**DO THIS**
Draw out every line with the word "curtidas" from the listing below.

**INPUT MATERIAL**

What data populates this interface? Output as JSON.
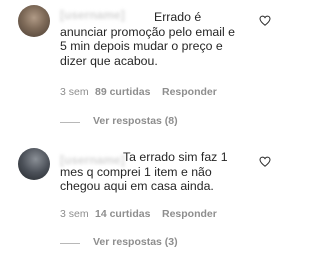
{
  "comments": [
    {
      "username": "[username]",
      "text_lines": [
        "Errado é",
        "anunciar promoção pelo email e",
        "5 min depois mudar o preço e",
        "dizer que acabou."
      ],
      "time": "3 sem",
      "likes": "89 curtidas",
      "reply": "Responder",
      "view_replies": "Ver respostas (8)"
    },
    {
      "username": "[username]",
      "text_lines": [
        "Ta errado sim faz 1",
        "mes q comprei 1 item e não",
        "chegou aqui em casa ainda."
      ],
      "time": "3 sem",
      "likes": "14 curtidas",
      "reply": "Responder",
      "view_replies": "Ver respostas (3)"
    }
  ],
  "icons": {
    "like": "heart-outline-icon"
  },
  "colors": {
    "text": "#262626",
    "secondary": "#8e8e8e",
    "background": "#ffffff"
  }
}
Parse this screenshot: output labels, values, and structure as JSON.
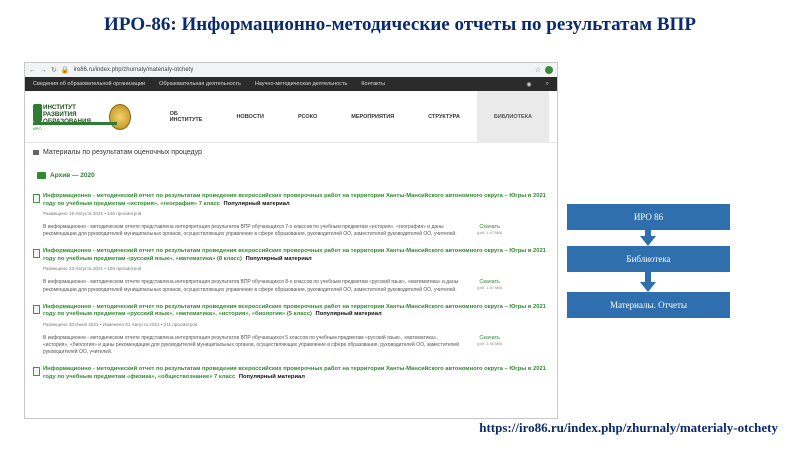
{
  "slide": {
    "title": "ИРО-86: Информационно-методические отчеты по результатам ВПР",
    "link": "https://iro86.ru/index.php/zhurnaly/materialy-otchety"
  },
  "browser": {
    "url": "iro86.ru/index.php/zhurnaly/materialy-otchety"
  },
  "topbar": {
    "links": [
      "Сведения об образовательной организации",
      "Образовательная деятельность",
      "Научно-методическая деятельность",
      "Контакты"
    ]
  },
  "site": {
    "logo_line1": "ИНСТИТУТ РАЗВИТИЯ",
    "logo_line2": "ОБРАЗОВАНИЯ",
    "logo_abbr": "ИРО",
    "menu": [
      "ОБ ИНСТИТУТЕ",
      "НОВОСТИ",
      "РСОКО",
      "МЕРОПРИЯТИЯ",
      "СТРУКТУРА",
      "БИБЛИОТЕКА"
    ]
  },
  "page": {
    "heading": "Материалы по результатам оценочных процедур",
    "archive": "Архив — 2020",
    "popular": "Популярный материал",
    "download": "Скачать",
    "items": [
      {
        "title": "Информационно - методический отчет по результатам проведения всероссийских проверочных работ на территории Ханты-Мансийского автономного округа – Югры в 2021 году по учебным предметам «история», «география» 7 класс",
        "meta": "Размещено 19 Августа 2021 • 146 просмотров",
        "desc": "В информационно - методическом отчете представлена интерпретация результатов ВПР обучающихся 7-х классов по учебным предметам «история», «география» и даны рекомендации для руководителей муниципальных органов, осуществляющих управление в сфере образования, руководителей ОО, заместителей руководителей ОО, учителей.",
        "size": "(pdf, 1.47 MB)"
      },
      {
        "title": "Информационно - методический отчет по результатам проведения всероссийских проверочных работ на территории Ханты-Мансийского автономного округа – Югры в 2021 году по учебным предметам «русский язык», «математика» (8 класс)",
        "meta": "Размещено 23 Августа 2021 • 106 просмотров",
        "desc": "В информационно - методическом отчете представлена интерпретация результатов ВПР обучающихся 8-х классов по учебным предметам «русский язык», «математика» и даны рекомендации для руководителей муниципальных органов, осуществляющих управление в сфере образования, руководителей ОО, заместителей руководителей ОО, учителей.",
        "size": "(pdf, 1.47 MB)"
      },
      {
        "title": "Информационно - методический отчет по результатам проведения всероссийских проверочных работ на территории Ханты-Мансийского автономного округа – Югры в 2021 году по учебным предметам «русский язык», «математика», «история», «биология» (5 класс)",
        "meta": "Размещено 30 Июня 2021 • Изменено 01 Августа 2021 • 211 просмотров",
        "desc": "В информационно - методическом отчете представлена интерпретация результатов ВПР обучающихся 5 классов по учебным предметам «русский язык», «математика», «история», «биология» и даны рекомендации для руководителей муниципальных органов, осуществляющих управление в сфере образования, руководителей ОО, заместителей руководителей ОО, учителей.",
        "size": "(pdf, 2.46 MB)"
      },
      {
        "title": "Информационно - методический отчет по результатам проведения всероссийских проверочных работ на территории Ханты-Мансийского автономного округа – Югры в 2021 году по учебным предметам «физика», «обществознание» 7 класс"
      }
    ]
  },
  "flow": {
    "steps": [
      "ИРО 86",
      "Библиотека",
      "Материалы. Отчеты"
    ]
  }
}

**RESULT OF THIS EXERCISE**
      "likes": "89 curtidas",
      "likes": "14 curtidas",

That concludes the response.